== Quoted passage ==

Dr Byrne from Overstock puts it better then I can (from your citation): “The SEC once again opts for nerf penalties for financial rapists.”

If one thinks WSB or retail in this are the problem, you haven’t been paying attention.

> Did they do anything about naked short selling of Overstock stock? Nope, and

> The point is that the SEC’s measures are half hearted at best.

I have no love for the SEC, but it sure did sound like you said they didn't do anything about it when they clearly did.

> If one thinks WSB or retail in this are the problem, you haven’t been paying attention.

More shifting use of "you" in context. It'll be interesting if we can teach an AI to understand these types of confusing and conflicted statements.

It's crony capitalism at minimum, and absolutely disgustingly oppressive at the maximum. These people seemingly are physically unable to let "the little guy" have even a whiff of financial independence.
"Pump and dump schemes absolutely should not be supported. Piling into a short squeeze is not a pump and dump scheme."

LOL. Give me a break.

This is ___100%___ a P&D scam. They can squeeze shorts because they target trash stocks of failing businesses (you know -- the stocks that get shorted), then create a positively ridiculous story about a value proposition. A bunch of moron retail investors on Reddit aren't going to do shit to squeeze shorts, but they're the front for a couple of very well financed players.

But...something something Nancy Pelosi. Christ. Yeah, she's really scamming the system playing a stock at all time highs. Real elite moves.

Yes, GME's current price does not reflect the value of the company. That being said, anybody that feels that staying involved in a short play involving a profitable retailer with significant activist investor interest when short interest is exceeding 100% is a good idea shouldn't be allowed within 10 miles of a risk management office. If someone's definition of pump and dump scheme includes investors making awful decisions and contractually obligating themselves to handing their money over to other people at insane losses, then this is one. For the rest of the world that is willing to call a bad trade what it is (even when the winners have quite the potty mouth), it doesn't even come close.
The lady doth protest too much, methinks.
This admin's official response to the GameStop situation was literally "Our Treasury Secretary is a woman!"

== Records supplied ==
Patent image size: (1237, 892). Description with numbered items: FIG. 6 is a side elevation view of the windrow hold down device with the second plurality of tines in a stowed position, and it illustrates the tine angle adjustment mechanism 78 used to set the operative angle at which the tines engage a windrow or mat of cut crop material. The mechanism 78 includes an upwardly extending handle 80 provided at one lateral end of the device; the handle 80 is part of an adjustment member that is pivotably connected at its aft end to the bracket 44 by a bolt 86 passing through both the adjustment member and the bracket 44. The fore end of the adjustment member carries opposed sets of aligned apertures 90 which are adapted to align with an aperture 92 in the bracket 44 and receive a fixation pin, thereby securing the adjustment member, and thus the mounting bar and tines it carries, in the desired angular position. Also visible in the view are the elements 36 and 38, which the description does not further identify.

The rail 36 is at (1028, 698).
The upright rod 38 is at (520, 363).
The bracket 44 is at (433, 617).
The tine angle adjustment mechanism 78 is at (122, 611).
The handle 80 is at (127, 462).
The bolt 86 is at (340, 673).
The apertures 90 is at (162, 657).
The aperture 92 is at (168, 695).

== Prompt 1 ==
Please list every line in the GameStop discussion that opens with the > sign, giving each line's wording without that sign.
== Prompt 2 ==
Answer these questions from the GameStop discussion:
(a) Who does the first comment quote on "nerf penalties"?
(b) What level of short interest does the comment about GME's current price mention?
(c) What does the final comment give as the administration's official response to the GameStop situation?
== Prompt 3 ==
Write the next comment in the GameStop discussion, following on from its last line.

== Response box 1 ==
Did they do anything about naked short selling of Overstock stock? Nope, and
The point is that the SEC’s measures are half hearted at best.
If one thinks WSB or retail in this are the problem, you haven’t been paying attention.

== Response box 2 ==
(a) Dr Byrne from Overstock.
(b) Short interest exceeding 100%.
(c) "Our Treasury Secretary is a woman!"

== Response box 3 ==
https://twitter.com/Quicktake/status/1354496816738422789

Lie of omission, transcription of the relevant part of the video for anyone who doesn't click, Jen Psaki said: "I'm also happy to repeat that we have the first female treasury secretary and a team that's surrounding her, and often questions about market we'll send to them, but our team is of course - our economic team including Secretary Yellen and others - are monitoring uh the situation. It's a good reminder though that the stock market isn't the only measure of the health of our economy" [etc].
The response should have been "What situation? And why you expect the government to handle it - can't you wipe your own bottom without the government help?" But of course these times have passed - now the federal government should be everybody's nanny and hall monitor.
I for one don't want the administration to have an "official response" to this, so a non-sequitur is positively delightful.
I would tend to agree if the non-sequitur hadn't involved "genitalia", as many commentators have put it.
Does the President owe us a response? Way way bigger fish to fry right now than GameStonks.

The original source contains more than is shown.